[BEGIN Material supplied]

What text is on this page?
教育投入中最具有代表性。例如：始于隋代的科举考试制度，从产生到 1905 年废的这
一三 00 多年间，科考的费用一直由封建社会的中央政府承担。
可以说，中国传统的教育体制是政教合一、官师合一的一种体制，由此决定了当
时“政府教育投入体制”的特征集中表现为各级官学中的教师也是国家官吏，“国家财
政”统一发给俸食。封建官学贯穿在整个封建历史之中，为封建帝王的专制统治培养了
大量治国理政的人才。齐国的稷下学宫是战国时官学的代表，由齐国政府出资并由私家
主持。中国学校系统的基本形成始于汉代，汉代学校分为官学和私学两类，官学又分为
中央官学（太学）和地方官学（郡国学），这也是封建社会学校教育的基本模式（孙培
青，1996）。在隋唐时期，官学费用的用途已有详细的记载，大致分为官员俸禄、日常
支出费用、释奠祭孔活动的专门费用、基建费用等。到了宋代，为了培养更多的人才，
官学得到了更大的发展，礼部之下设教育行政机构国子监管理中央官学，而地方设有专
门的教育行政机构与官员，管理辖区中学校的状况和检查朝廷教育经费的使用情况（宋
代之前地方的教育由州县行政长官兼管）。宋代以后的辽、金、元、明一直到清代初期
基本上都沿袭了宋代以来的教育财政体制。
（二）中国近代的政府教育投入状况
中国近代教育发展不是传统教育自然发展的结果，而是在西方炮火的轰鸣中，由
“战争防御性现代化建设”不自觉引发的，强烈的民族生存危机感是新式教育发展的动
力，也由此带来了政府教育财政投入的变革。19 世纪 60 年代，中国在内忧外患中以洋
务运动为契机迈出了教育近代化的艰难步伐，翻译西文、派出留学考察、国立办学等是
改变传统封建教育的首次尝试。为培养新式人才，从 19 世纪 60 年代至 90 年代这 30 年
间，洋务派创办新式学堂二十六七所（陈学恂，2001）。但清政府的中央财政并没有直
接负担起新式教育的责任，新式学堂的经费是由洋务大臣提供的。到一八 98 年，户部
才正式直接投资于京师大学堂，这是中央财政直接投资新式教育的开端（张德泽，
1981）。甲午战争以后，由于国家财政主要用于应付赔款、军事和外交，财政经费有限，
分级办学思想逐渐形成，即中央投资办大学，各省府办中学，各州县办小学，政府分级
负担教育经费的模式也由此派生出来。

[END Material supplied]

* Task directions:
Transcribe all of the lines in the records precisely.

* Solution:
What text is on this page?
教育投入中最具有代表性。例如：始于隋代的科举考试制度，从产生到 1905 年废的这
一三 00 多年间，科考的费用一直由封建社会的中央政府承担。
可以说，中国传统的教育体制是政教合一、官师合一的一种体制，由此决定了当
时“政府教育投入体制”的特征集中表现为各级官学中的教师也是国家官吏，“国家财
政”统一发给俸食。封建官学贯穿在整个封建历史之中，为封建帝王的专制统治培养了
大量治国理政的人才。齐国的稷下学宫是战国时官学的代表，由齐国政府出资并由私家
主持。中国学校系统的基本形成始于汉代，汉代学校分为官学和私学两类，官学又分为
中央官学（太学）和地方官学（郡国学），这也是封建社会学校教育的基本模式（孙培
青，1996）。在隋唐时期，官学费用的用途已有详细的记载，大致分为官员俸禄、日常
支出费用、释奠祭孔活动的专门费用、基建费用等。到了宋代，为了培养更多的人才，
官学得到了更大的发展，礼部之下设教育行政机构国子监管理中央官学，而地方设有专
门的教育行政机构与官员，管理辖区中学校的状况和检查朝廷教育经费的使用情况（宋
代之前地方的教育由州县行政长官兼管）。宋代以后的辽、金、元、明一直到清代初期
基本上都沿袭了宋代以来的教育财政体制。
（二）中国近代的政府教育投入状况
中国近代教育发展不是传统教育自然发展的结果，而是在西方炮火的轰鸣中，由
“战争防御性现代化建设”不自觉引发的，强烈的民族生存危机感是新式教育发展的动
力，也由此带来了政府教育财政投入的变革。19 世纪 60 年代，中国在内忧外患中以洋
务运动为契机迈出了教育近代化的艰难步伐，翻译西文、派出留学考察、国立办学等是
改变传统封建教育的首次尝试。为培养新式人才，从 19 世纪 60 年代至 90 年代这 30 年
间，洋务派创办新式学堂二十六七所（陈学恂，2001）。但清政府的中央财政并没有直
接负担起新式教育的责任，新式学堂的经费是由洋务大臣提供的。到一八 98 年，户部
才正式直接投资于京师大学堂，这是中央财政直接投资新式教育的开端（张德泽，
1981）。甲午战争以后，由于国家财政主要用于应付赔款、军事和外交，财政经费有限，
分级办学思想逐渐形成，即中央投资办大学，各省府办中学，各州县办小学，政府分级
负担教育经费的模式也由此派生出来。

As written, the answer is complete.